# [Directions for this task]
Extract the full listing below without altering a single character.
####################
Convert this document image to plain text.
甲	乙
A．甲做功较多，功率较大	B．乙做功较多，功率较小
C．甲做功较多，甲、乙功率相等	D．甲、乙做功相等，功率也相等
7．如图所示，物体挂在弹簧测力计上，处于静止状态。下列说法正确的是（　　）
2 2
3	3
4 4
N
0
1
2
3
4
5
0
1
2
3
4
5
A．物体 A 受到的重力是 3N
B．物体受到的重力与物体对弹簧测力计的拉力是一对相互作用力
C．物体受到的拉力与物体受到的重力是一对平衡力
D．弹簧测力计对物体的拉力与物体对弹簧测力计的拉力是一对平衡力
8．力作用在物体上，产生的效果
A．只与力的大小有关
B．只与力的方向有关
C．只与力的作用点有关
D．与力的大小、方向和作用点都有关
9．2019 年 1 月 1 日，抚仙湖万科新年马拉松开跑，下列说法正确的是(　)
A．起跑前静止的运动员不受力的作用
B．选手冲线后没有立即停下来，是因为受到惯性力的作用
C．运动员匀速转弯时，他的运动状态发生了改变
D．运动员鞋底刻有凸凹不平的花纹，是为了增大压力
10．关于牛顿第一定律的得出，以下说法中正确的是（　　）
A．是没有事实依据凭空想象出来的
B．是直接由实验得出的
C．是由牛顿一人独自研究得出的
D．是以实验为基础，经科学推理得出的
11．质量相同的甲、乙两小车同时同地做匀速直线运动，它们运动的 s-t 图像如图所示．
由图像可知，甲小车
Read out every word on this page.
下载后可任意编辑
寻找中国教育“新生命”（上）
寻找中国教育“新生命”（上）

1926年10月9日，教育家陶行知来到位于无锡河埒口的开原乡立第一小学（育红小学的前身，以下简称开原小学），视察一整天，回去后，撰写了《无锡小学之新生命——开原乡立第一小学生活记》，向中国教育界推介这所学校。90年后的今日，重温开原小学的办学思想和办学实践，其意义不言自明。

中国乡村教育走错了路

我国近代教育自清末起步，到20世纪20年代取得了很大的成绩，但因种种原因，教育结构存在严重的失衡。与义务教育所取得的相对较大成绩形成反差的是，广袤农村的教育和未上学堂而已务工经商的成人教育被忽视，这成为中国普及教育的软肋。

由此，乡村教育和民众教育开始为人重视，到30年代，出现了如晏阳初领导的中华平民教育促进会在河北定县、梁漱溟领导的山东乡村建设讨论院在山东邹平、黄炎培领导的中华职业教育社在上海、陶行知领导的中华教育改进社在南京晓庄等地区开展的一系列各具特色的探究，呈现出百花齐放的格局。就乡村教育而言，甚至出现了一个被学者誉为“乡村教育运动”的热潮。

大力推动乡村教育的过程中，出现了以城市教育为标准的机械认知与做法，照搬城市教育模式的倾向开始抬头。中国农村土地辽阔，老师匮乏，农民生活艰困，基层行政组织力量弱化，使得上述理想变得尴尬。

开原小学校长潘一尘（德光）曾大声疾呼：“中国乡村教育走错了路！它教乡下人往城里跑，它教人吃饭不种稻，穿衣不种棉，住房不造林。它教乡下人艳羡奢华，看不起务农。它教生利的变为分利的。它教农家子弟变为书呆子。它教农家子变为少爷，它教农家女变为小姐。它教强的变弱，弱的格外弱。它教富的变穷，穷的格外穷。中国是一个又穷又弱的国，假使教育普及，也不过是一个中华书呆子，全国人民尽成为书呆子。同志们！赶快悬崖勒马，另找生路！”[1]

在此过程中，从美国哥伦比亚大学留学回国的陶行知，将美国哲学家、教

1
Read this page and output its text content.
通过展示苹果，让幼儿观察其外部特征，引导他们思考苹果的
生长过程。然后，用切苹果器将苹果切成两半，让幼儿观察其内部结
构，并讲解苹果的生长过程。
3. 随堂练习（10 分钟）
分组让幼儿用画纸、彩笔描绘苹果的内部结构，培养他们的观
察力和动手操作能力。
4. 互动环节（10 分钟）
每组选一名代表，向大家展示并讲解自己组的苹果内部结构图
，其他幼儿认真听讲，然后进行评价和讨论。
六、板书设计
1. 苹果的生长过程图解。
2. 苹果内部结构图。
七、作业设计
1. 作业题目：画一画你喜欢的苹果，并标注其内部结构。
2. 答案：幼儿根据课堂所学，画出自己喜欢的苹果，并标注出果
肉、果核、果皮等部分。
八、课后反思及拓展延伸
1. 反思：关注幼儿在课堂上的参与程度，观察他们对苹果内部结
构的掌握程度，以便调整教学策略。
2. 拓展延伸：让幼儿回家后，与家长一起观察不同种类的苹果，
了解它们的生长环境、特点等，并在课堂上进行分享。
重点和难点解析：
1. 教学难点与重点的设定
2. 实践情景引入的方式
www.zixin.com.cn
####################
# [Task solution]
Convert this document image to plain text.
甲	乙
A．甲做功较多，功率较大	B．乙做功较多，功率较小
C．甲做功较多，甲、乙功率相等	D．甲、乙做功相等，功率也相等
7．如图所示，物体挂在弹簧测力计上，处于静止状态。下列说法正确的是（　　）
2 2
3	3
4 4
N
0
1
2
3
4
5
0
1
2
3
4
5
A．物体 A 受到的重力是 3N
B．物体受到的重力与物体对弹簧测力计的拉力是一对相互作用力
C．物体受到的拉力与物体受到的重力是一对平衡力
D．弹簧测力计对物体的拉力与物体对弹簧测力计的拉力是一对平衡力
8．力作用在物体上，产生的效果
A．只与力的大小有关
B．只与力的方向有关
C．只与力的作用点有关
D．与力的大小、方向和作用点都有关
9．2019 年 1 月 1 日，抚仙湖万科新年马拉松开跑，下列说法正确的是(　)
A．起跑前静止的运动员不受力的作用
B．选手冲线后没有立即停下来，是因为受到惯性力的作用
C．运动员匀速转弯时，他的运动状态发生了改变
D．运动员鞋底刻有凸凹不平的花纹，是为了增大压力
10．关于牛顿第一定律的得出，以下说法中正确的是（　　）
A．是没有事实依据凭空想象出来的
B．是直接由实验得出的
C．是由牛顿一人独自研究得出的
D．是以实验为基础，经科学推理得出的
11．质量相同的甲、乙两小车同时同地做匀速直线运动，它们运动的 s-t 图像如图所示．
由图像可知，甲小车
Read out every word on this page.
下载后可任意编辑
寻找中国教育“新生命”（上）
寻找中国教育“新生命”（上）

1926年10月9日，教育家陶行知来到位于无锡河埒口的开原乡立第一小学（育红小学的前身，以下简称开原小学），视察一整天，回去后，撰写了《无锡小学之新生命——开原乡立第一小学生活记》，向中国教育界推介这所学校。90年后的今日，重温开原小学的办学思想和办学实践，其意义不言自明。

中国乡村教育走错了路

我国近代教育自清末起步，到20世纪20年代取得了很大的成绩，但因种种原因，教育结构存在严重的失衡。与义务教育所取得的相对较大成绩形成反差的是，广袤农村的教育和未上学堂而已务工经商的成人教育被忽视，这成为中国普及教育的软肋。

由此，乡村教育和民众教育开始为人重视，到30年代，出现了如晏阳初领导的中华平民教育促进会在河北定县、梁漱溟领导的山东乡村建设讨论院在山东邹平、黄炎培领导的中华职业教育社在上海、陶行知领导的中华教育改进社在南京晓庄等地区开展的一系列各具特色的探究，呈现出百花齐放的格局。就乡村教育而言，甚至出现了一个被学者誉为“乡村教育运动”的热潮。

大力推动乡村教育的过程中，出现了以城市教育为标准的机械认知与做法，照搬城市教育模式的倾向开始抬头。中国农村土地辽阔，老师匮乏，农民生活艰困，基层行政组织力量弱化，使得上述理想变得尴尬。

开原小学校长潘一尘（德光）曾大声疾呼：“中国乡村教育走错了路！它教乡下人往城里跑，它教人吃饭不种稻，穿衣不种棉，住房不造林。它教乡下人艳羡奢华，看不起务农。它教生利的变为分利的。它教农家子弟变为书呆子。它教农家子变为少爷，它教农家女变为小姐。它教强的变弱，弱的格外弱。它教富的变穷，穷的格外穷。中国是一个又穷又弱的国，假使教育普及，也不过是一个中华书呆子，全国人民尽成为书呆子。同志们！赶快悬崖勒马，另找生路！”[1]

在此过程中，从美国哥伦比亚大学留学回国的陶行知，将美国哲学家、教

1
Read this page and output its text content.
通过展示苹果，让幼儿观察其外部特征，引导他们思考苹果的
生长过程。然后，用切苹果器将苹果切成两半，让幼儿观察其内部结
构，并讲解苹果的生长过程。
3. 随堂练习（10 分钟）
分组让幼儿用画纸、彩笔描绘苹果的内部结构，培养他们的观
察力和动手操作能力。
4. 互动环节（10 分钟）
每组选一名代表，向大家展示并讲解自己组的苹果内部结构图
，其他幼儿认真听讲，然后进行评价和讨论。
六、板书设计
1. 苹果的生长过程图解。
2. 苹果内部结构图。
七、作业设计
1. 作业题目：画一画你喜欢的苹果，并标注其内部结构。
2. 答案：幼儿根据课堂所学，画出自己喜欢的苹果，并标注出果
肉、果核、果皮等部分。
八、课后反思及拓展延伸
1. 反思：关注幼儿在课堂上的参与程度，观察他们对苹果内部结
构的掌握程度，以便调整教学策略。
2. 拓展延伸：让幼儿回家后，与家长一起观察不同种类的苹果，
了解它们的生长环境、特点等，并在课堂上进行分享。
重点和难点解析：
1. 教学难点与重点的设定
2. 实践情景引入的方式
www.zixin.com.cn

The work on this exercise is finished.